## TASK OBJECTIVE
Lines holding the string "color" are the ones to copy; find them all in the data.

## RECORD SET
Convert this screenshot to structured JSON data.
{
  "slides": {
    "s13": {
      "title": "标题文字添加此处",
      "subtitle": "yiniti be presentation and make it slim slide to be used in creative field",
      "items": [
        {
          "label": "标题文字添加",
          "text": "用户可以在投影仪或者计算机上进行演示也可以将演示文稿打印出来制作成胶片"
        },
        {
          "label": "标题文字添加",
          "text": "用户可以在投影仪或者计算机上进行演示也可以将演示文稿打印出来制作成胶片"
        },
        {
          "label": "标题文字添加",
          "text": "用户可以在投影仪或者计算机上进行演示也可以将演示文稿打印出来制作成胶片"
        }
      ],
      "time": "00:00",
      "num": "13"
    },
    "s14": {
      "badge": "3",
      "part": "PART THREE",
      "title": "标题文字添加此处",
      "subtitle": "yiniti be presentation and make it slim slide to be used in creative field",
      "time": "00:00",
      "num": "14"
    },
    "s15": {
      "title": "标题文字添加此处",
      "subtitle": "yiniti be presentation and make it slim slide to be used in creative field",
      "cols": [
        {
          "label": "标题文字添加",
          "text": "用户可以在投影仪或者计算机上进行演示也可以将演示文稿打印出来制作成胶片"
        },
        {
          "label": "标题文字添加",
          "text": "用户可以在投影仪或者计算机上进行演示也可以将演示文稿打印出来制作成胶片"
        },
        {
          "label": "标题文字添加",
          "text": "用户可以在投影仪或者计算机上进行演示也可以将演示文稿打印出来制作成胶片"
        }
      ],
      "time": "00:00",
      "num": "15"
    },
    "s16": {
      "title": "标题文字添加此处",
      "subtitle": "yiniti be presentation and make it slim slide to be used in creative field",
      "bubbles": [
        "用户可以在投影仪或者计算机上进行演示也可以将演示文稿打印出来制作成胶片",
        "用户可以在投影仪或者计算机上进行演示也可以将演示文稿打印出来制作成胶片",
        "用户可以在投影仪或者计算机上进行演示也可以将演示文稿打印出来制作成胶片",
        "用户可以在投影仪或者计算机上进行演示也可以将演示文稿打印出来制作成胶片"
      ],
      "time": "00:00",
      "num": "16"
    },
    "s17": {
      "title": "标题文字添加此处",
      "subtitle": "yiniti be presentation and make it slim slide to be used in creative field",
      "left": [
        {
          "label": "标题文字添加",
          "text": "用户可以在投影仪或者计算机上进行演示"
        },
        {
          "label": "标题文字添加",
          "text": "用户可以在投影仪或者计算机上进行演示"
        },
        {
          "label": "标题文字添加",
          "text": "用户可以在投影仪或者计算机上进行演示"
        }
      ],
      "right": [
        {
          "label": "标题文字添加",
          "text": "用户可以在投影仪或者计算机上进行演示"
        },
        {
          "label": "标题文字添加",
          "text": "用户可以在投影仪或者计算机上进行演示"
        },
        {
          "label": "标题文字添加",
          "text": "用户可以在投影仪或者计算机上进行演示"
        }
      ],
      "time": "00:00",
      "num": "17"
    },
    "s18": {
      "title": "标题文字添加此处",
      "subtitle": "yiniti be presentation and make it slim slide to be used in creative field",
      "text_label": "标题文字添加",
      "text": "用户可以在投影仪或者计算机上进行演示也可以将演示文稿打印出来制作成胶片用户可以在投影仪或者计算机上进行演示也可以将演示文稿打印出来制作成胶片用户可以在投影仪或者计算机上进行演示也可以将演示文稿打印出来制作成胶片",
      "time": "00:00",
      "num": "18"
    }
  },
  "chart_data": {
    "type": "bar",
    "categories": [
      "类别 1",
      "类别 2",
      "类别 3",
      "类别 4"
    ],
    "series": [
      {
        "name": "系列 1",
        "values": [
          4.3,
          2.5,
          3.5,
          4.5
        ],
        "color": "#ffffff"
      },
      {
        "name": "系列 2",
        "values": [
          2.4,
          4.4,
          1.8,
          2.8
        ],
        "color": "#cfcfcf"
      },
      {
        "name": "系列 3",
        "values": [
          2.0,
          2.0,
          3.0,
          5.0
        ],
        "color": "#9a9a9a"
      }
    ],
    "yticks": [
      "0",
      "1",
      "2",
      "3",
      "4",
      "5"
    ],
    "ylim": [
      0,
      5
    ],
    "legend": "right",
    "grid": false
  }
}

## WORKED SOLUTION
        "color": "#ffffff"
        "color": "#cfcfcf"
        "color": "#9a9a9a"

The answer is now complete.